(Recorded data)
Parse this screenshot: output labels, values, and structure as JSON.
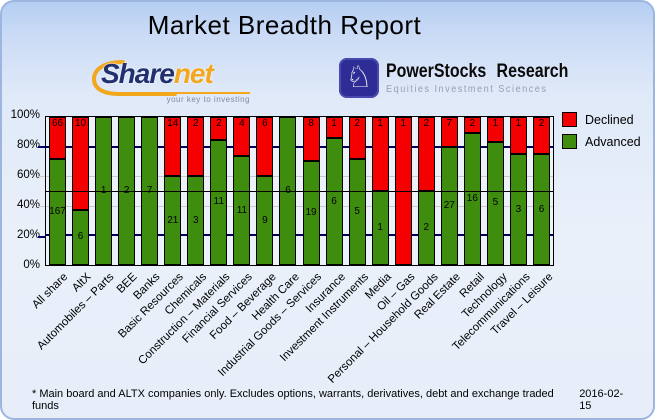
{
  "header": {
    "title": "Market Breadth Report"
  },
  "logos": {
    "sharenet": {
      "name_part1": "Share",
      "name_part2": "net",
      "tagline": "your key to investing",
      "accent_color": "#f2a71d",
      "navy_color": "#22306f"
    },
    "powerstocks": {
      "title": "PowerStocks Research",
      "subtitle": "Equities Investment Sciences",
      "icon": "knight-chess-icon",
      "icon_glyph": "♘",
      "icon_bg_color": "#2e2d96"
    }
  },
  "chart_data": {
    "type": "bar",
    "stacked": true,
    "unit": "percent of advancers+decliners; bar labels show counts",
    "categories": [
      "All share",
      "AltX",
      "Automobiles – Parts",
      "BEE",
      "Banks",
      "Basic Resources",
      "Chemicals",
      "Construction – Materials",
      "Financial Services",
      "Food – Beverage",
      "Health Care",
      "Industrial Goods – Services",
      "Insurance",
      "Investment Instruments",
      "Media",
      "Oil – Gas",
      "Personal – Household Goods",
      "Real Estate",
      "Retail",
      "Technology",
      "Telecommunications",
      "Travel – Leisure"
    ],
    "series": [
      {
        "name": "Declined",
        "color": "#f40000",
        "values": [
          66,
          10,
          0,
          0,
          0,
          14,
          2,
          2,
          4,
          6,
          0,
          8,
          1,
          2,
          1,
          1,
          2,
          7,
          2,
          1,
          1,
          2
        ]
      },
      {
        "name": "Advanced",
        "color": "#3e8d0e",
        "values": [
          167,
          6,
          1,
          2,
          7,
          21,
          3,
          11,
          11,
          9,
          6,
          19,
          6,
          5,
          1,
          0,
          2,
          27,
          16,
          5,
          3,
          6
        ]
      }
    ],
    "y_ticks": [
      "100%",
      "80%",
      "60%",
      "40%",
      "20%",
      "0%"
    ],
    "ylim": [
      0,
      100
    ],
    "midline_percent": 50,
    "grid": "on",
    "legend_position": "top-right",
    "gridline_major_color": "#000066",
    "gridline_minor_color": "#c9c9c9"
  },
  "footer": {
    "note": "* Main board and ALTX companies only. Excludes options, warrants, derivatives, debt and exchange traded funds",
    "date": "2016-02-15"
  }
}
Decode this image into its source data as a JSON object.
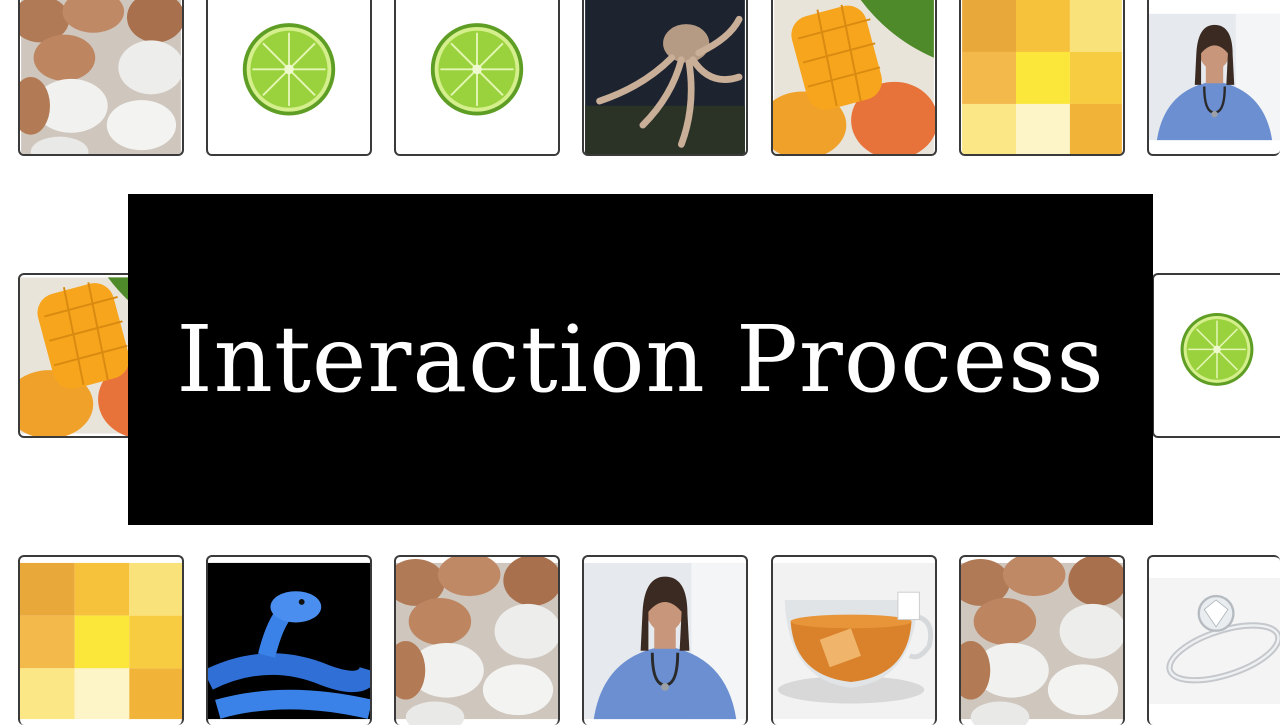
{
  "title": "Interaction Process",
  "colors": {
    "title_bg": "#000000",
    "title_fg": "#ffffff",
    "tile_border": "#3a3a3a"
  },
  "tiles": {
    "row1": [
      "eggs",
      "lime",
      "lime",
      "octopus",
      "mango",
      "yellow-grid",
      "nurse"
    ],
    "row2": [
      "mango",
      "lime"
    ],
    "row3": [
      "yellow-grid",
      "blue-snake",
      "eggs",
      "nurse",
      "tea-cup",
      "eggs",
      "diamond-ring"
    ]
  }
}
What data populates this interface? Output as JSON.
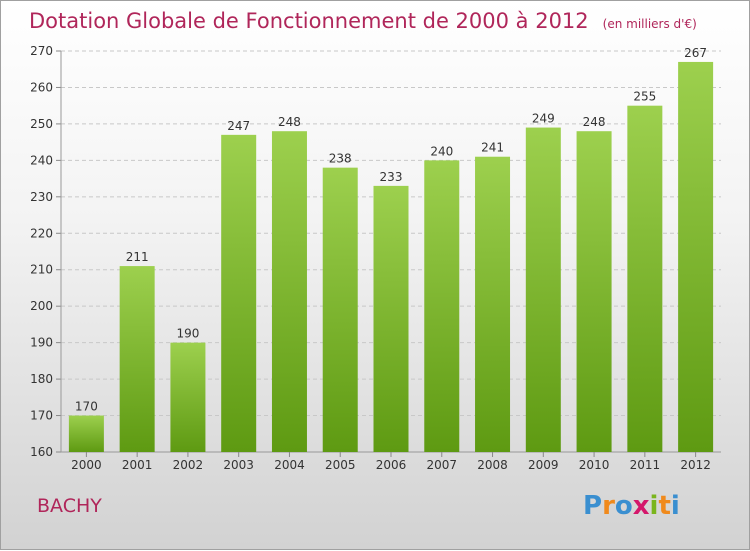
{
  "title": "Dotation Globale de Fonctionnement de 2000 à 2012",
  "subtitle": "(en milliers d'€)",
  "commune": "BACHY",
  "logo": {
    "letters": [
      "P",
      "r",
      "o",
      "x",
      "i",
      "t",
      "i"
    ],
    "colors": [
      "#3a8fd0",
      "#f08a1c",
      "#3a8fd0",
      "#d4176b",
      "#7ab51d",
      "#f08a1c",
      "#3a8fd0"
    ]
  },
  "colors": {
    "bar_top": "#9dd04e",
    "bar_bottom": "#5e9a12",
    "title": "#b0265a"
  },
  "chart_data": {
    "type": "bar",
    "categories": [
      "2000",
      "2001",
      "2002",
      "2003",
      "2004",
      "2005",
      "2006",
      "2007",
      "2008",
      "2009",
      "2010",
      "2011",
      "2012"
    ],
    "values": [
      170,
      211,
      190,
      247,
      248,
      238,
      233,
      240,
      241,
      249,
      248,
      255,
      267
    ],
    "data_labels": [
      "170",
      "211",
      "190",
      "247",
      "248",
      "238",
      "233",
      "240",
      "241",
      "249",
      "248",
      "255",
      "267"
    ],
    "ylim": [
      160,
      270
    ],
    "yticks": [
      160,
      170,
      180,
      190,
      200,
      210,
      220,
      230,
      240,
      250,
      260,
      270
    ],
    "ytick_labels": [
      "160",
      "170",
      "180",
      "190",
      "200",
      "210",
      "220",
      "230",
      "240",
      "250",
      "260",
      "270"
    ],
    "grid": true
  }
}
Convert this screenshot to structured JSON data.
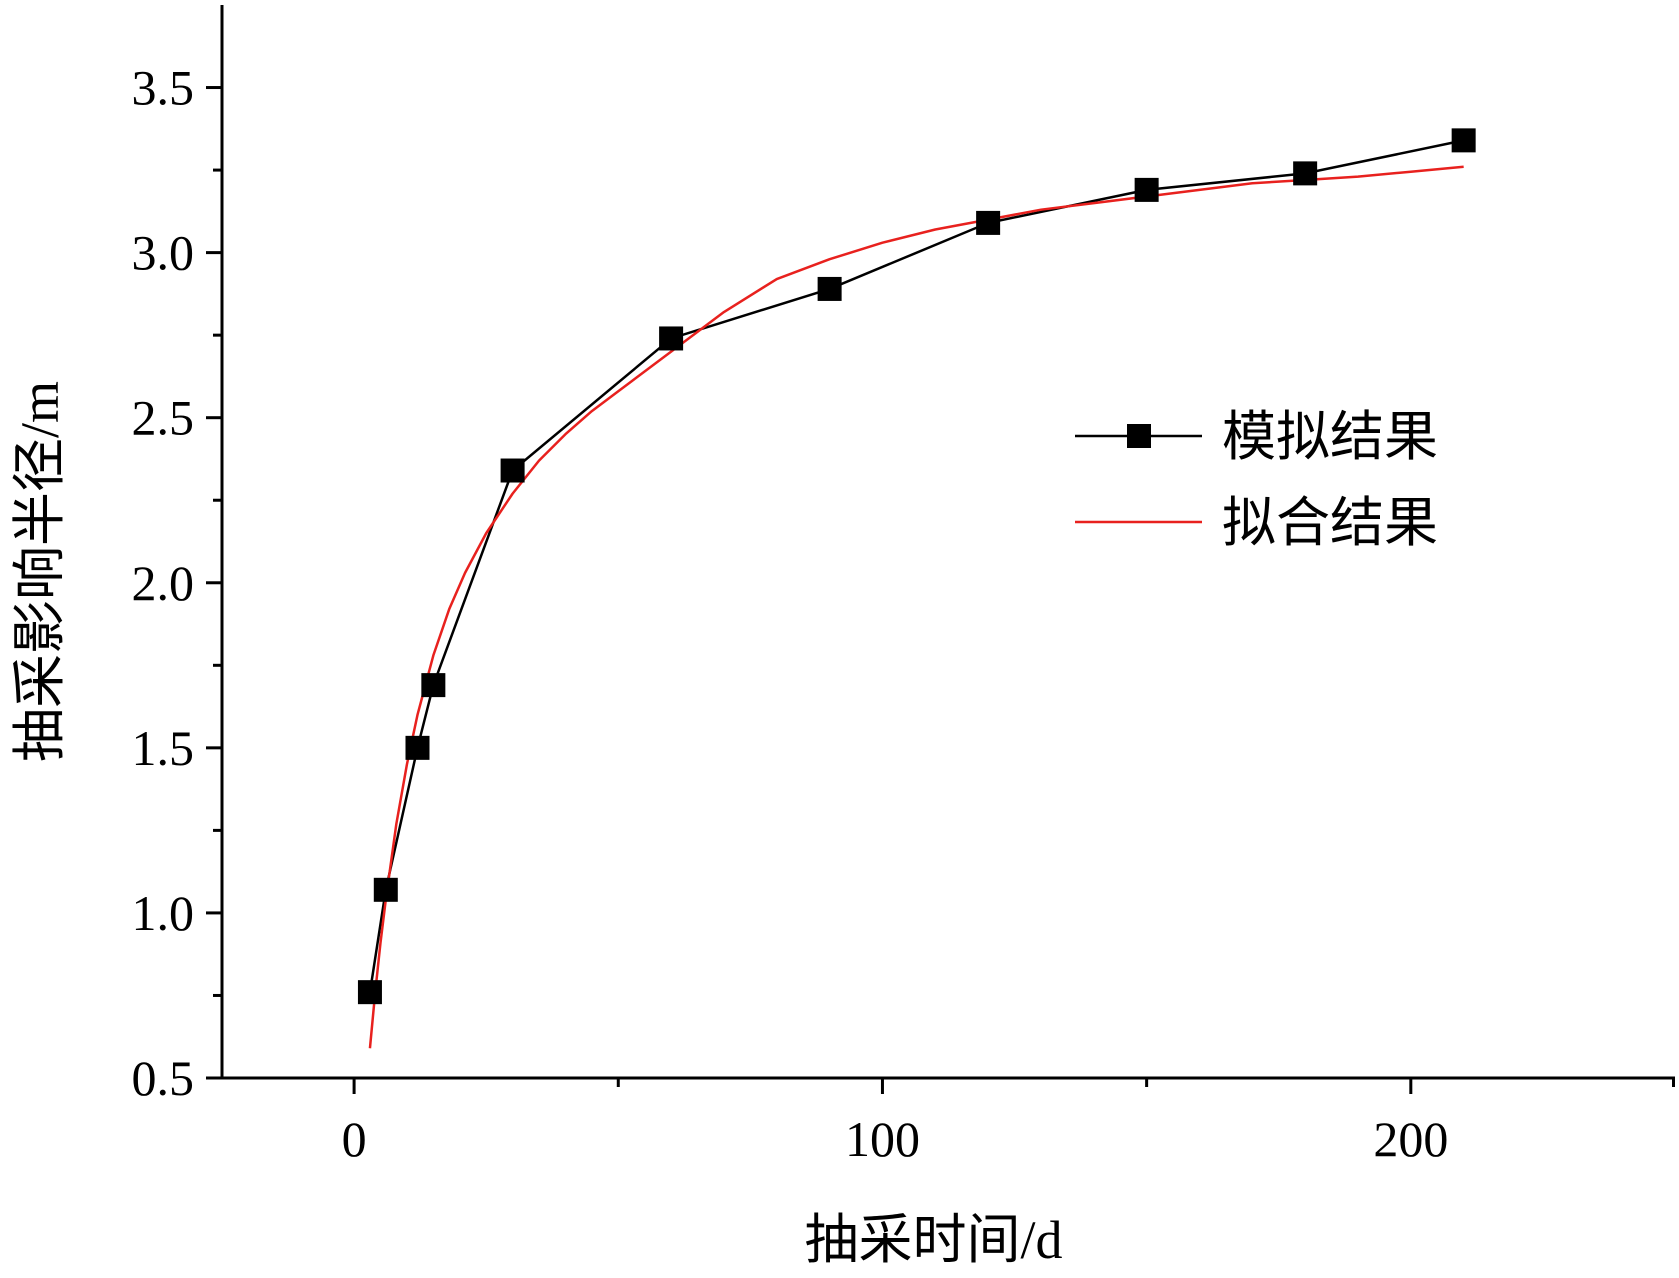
{
  "chart_data": {
    "type": "line",
    "title": "",
    "xlabel": "抽采时间/d",
    "ylabel": "抽采影响半径/m",
    "xlim": [
      -25,
      250
    ],
    "ylim": [
      0.5,
      3.75
    ],
    "xticks": [
      0,
      100,
      200
    ],
    "xtick_labels": [
      "0",
      "100",
      "200"
    ],
    "xminor": [
      50,
      150,
      250
    ],
    "yticks": [
      0.5,
      1.0,
      1.5,
      2.0,
      2.5,
      3.0,
      3.5
    ],
    "ytick_labels": [
      "0.5",
      "1.0",
      "1.5",
      "2.0",
      "2.5",
      "3.0",
      "3.5"
    ],
    "yminor": [
      0.75,
      1.25,
      1.75,
      2.25,
      2.75,
      3.25
    ],
    "grid": false,
    "legend_position": "right",
    "series": [
      {
        "name": "模拟结果",
        "color": "#000000",
        "marker": "square",
        "x": [
          3,
          6,
          12,
          15,
          30,
          60,
          90,
          120,
          150,
          180,
          210
        ],
        "y": [
          0.76,
          1.07,
          1.5,
          1.69,
          2.34,
          2.74,
          2.89,
          3.09,
          3.19,
          3.24,
          3.34
        ]
      },
      {
        "name": "拟合结果",
        "color": "#e8211e",
        "marker": "none",
        "x": [
          3,
          4,
          5,
          6,
          8,
          10,
          12,
          15,
          18,
          21,
          25,
          30,
          35,
          40,
          45,
          50,
          60,
          70,
          80,
          90,
          100,
          110,
          120,
          130,
          140,
          150,
          160,
          170,
          180,
          190,
          200,
          210
        ],
        "y": [
          0.59,
          0.76,
          0.91,
          1.04,
          1.27,
          1.45,
          1.6,
          1.78,
          1.92,
          2.03,
          2.15,
          2.27,
          2.37,
          2.45,
          2.52,
          2.58,
          2.7,
          2.82,
          2.92,
          2.98,
          3.03,
          3.07,
          3.1,
          3.13,
          3.15,
          3.17,
          3.19,
          3.21,
          3.22,
          3.23,
          3.245,
          3.26
        ]
      }
    ]
  }
}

## REQUEST:
Output all the records, word for word, with no pictures in the copy.

## OUTPUT OF THE EXERCISE:
Parse this screenshot: output labels, values, and structure as JSON.
{
  "header": {
    "title": "Market Breadth Report"
  },
  "logos": {
    "sharenet": {
      "name_part1": "Share",
      "name_part2": "net",
      "tagline": "your key to investing",
      "accent_color": "#f2a71d",
      "navy_color": "#22306f"
    },
    "powerstocks": {
      "title": "PowerStocks Research",
      "subtitle": "Equities Investment Sciences",
      "icon": "knight-chess-icon",
      "icon_glyph": "♘",
      "icon_bg_color": "#2e2d96"
    }
  },
  "chart_data": {
    "type": "bar",
    "stacked": true,
    "unit": "percent of advancers+decliners; bar labels show counts",
    "categories": [
      "All share",
      "AltX",
      "Automobiles – Parts",
      "BEE",
      "Banks",
      "Basic Resources",
      "Chemicals",
      "Construction – Materials",
      "Financial Services",
      "Food – Beverage",
      "Health Care",
      "Industrial Goods – Services",
      "Insurance",
      "Investment Instruments",
      "Media",
      "Oil – Gas",
      "Personal – Household Goods",
      "Real Estate",
      "Retail",
      "Technology",
      "Telecommunications",
      "Travel – Leisure"
    ],
    "series": [
      {
        "name": "Declined",
        "color": "#f40000",
        "values": [
          66,
          10,
          0,
          0,
          0,
          14,
          2,
          2,
          4,
          6,
          0,
          8,
          1,
          2,
          1,
          1,
          2,
          7,
          2,
          1,
          1,
          2
        ]
      },
      {
        "name": "Advanced",
        "color": "#3e8d0e",
        "values": [
          167,
          6,
          1,
          2,
          7,
          21,
          3,
          11,
          11,
          9,
          6,
          19,
          6,
          5,
          1,
          0,
          2,
          27,
          16,
          5,
          3,
          6
        ]
      }
    ],
    "y_ticks": [
      "100%",
      "80%",
      "60%",
      "40%",
      "20%",
      "0%"
    ],
    "ylim": [
      0,
      100
    ],
    "midline_percent": 50,
    "grid": "on",
    "legend_position": "top-right",
    "gridline_major_color": "#000066",
    "gridline_minor_color": "#c9c9c9"
  },
  "footer": {
    "note": "* Main board and ALTX companies only. Excludes options, warrants, derivatives, debt and exchange traded funds",
    "date": "2016-02-15"
  }
}
Decode this image into its source data as a JSON object.
{
  "title": "Interaction Process",
  "colors": {
    "title_bg": "#000000",
    "title_fg": "#ffffff",
    "tile_border": "#3a3a3a"
  },
  "tiles": {
    "row1": [
      "eggs",
      "lime",
      "lime",
      "octopus",
      "mango",
      "yellow-grid",
      "nurse"
    ],
    "row2": [
      "mango",
      "lime"
    ],
    "row3": [
      "yellow-grid",
      "blue-snake",
      "eggs",
      "nurse",
      "tea-cup",
      "eggs",
      "diamond-ring"
    ]
  }
}
What data populates this interface? Output as JSON.
{
  "title": "Dotation Globale de Fonctionnement de 2000 à 2012",
  "subtitle": "(en milliers d'€)",
  "commune": "BACHY",
  "logo": {
    "letters": [
      "P",
      "r",
      "o",
      "x",
      "i",
      "t",
      "i"
    ],
    "colors": [
      "#3a8fd0",
      "#f08a1c",
      "#3a8fd0",
      "#d4176b",
      "#7ab51d",
      "#f08a1c",
      "#3a8fd0"
    ]
  },
  "colors": {
    "bar_top": "#9dd04e",
    "bar_bottom": "#5e9a12",
    "title": "#b0265a"
  },
  "chart_data": {
    "type": "bar",
    "categories": [
      "2000",
      "2001",
      "2002",
      "2003",
      "2004",
      "2005",
      "2006",
      "2007",
      "2008",
      "2009",
      "2010",
      "2011",
      "2012"
    ],
    "values": [
      170,
      211,
      190,
      247,
      248,
      238,
      233,
      240,
      241,
      249,
      248,
      255,
      267
    ],
    "data_labels": [
      "170",
      "211",
      "190",
      "247",
      "248",
      "238",
      "233",
      "240",
      "241",
      "249",
      "248",
      "255",
      "267"
    ],
    "ylim": [
      160,
      270
    ],
    "yticks": [
      160,
      170,
      180,
      190,
      200,
      210,
      220,
      230,
      240,
      250,
      260,
      270
    ],
    "ytick_labels": [
      "160",
      "170",
      "180",
      "190",
      "200",
      "210",
      "220",
      "230",
      "240",
      "250",
      "260",
      "270"
    ],
    "grid": true
  }
}
Convert this screenshot to structured JSON data.
{
  "chart_data": {
    "type": "line",
    "title": "",
    "xlabel": "抽采时间/d",
    "ylabel": "抽采影响半径/m",
    "xlim": [
      -25,
      250
    ],
    "ylim": [
      0.5,
      3.75
    ],
    "xticks": [
      0,
      100,
      200
    ],
    "xtick_labels": [
      "0",
      "100",
      "200"
    ],
    "xminor": [
      50,
      150,
      250
    ],
    "yticks": [
      0.5,
      1.0,
      1.5,
      2.0,
      2.5,
      3.0,
      3.5
    ],
    "ytick_labels": [
      "0.5",
      "1.0",
      "1.5",
      "2.0",
      "2.5",
      "3.0",
      "3.5"
    ],
    "yminor": [
      0.75,
      1.25,
      1.75,
      2.25,
      2.75,
      3.25
    ],
    "grid": false,
    "legend_position": "right",
    "series": [
      {
        "name": "模拟结果",
        "color": "#000000",
        "marker": "square",
        "x": [
          3,
          6,
          12,
          15,
          30,
          60,
          90,
          120,
          150,
          180,
          210
        ],
        "y": [
          0.76,
          1.07,
          1.5,
          1.69,
          2.34,
          2.74,
          2.89,
          3.09,
          3.19,
          3.24,
          3.34
        ]
      },
      {
        "name": "拟合结果",
        "color": "#e8211e",
        "marker": "none",
        "x": [
          3,
          4,
          5,
          6,
          8,
          10,
          12,
          15,
          18,
          21,
          25,
          30,
          35,
          40,
          45,
          50,
          60,
          70,
          80,
          90,
          100,
          110,
          120,
          130,
          140,
          150,
          160,
          170,
          180,
          190,
          200,
          210
        ],
        "y": [
          0.59,
          0.76,
          0.91,
          1.04,
          1.27,
          1.45,
          1.6,
          1.78,
          1.92,
          2.03,
          2.15,
          2.27,
          2.37,
          2.45,
          2.52,
          2.58,
          2.7,
          2.82,
          2.92,
          2.98,
          3.03,
          3.07,
          3.1,
          3.13,
          3.15,
          3.17,
          3.19,
          3.21,
          3.22,
          3.23,
          3.245,
          3.26
        ]
      }
    ]
  }
}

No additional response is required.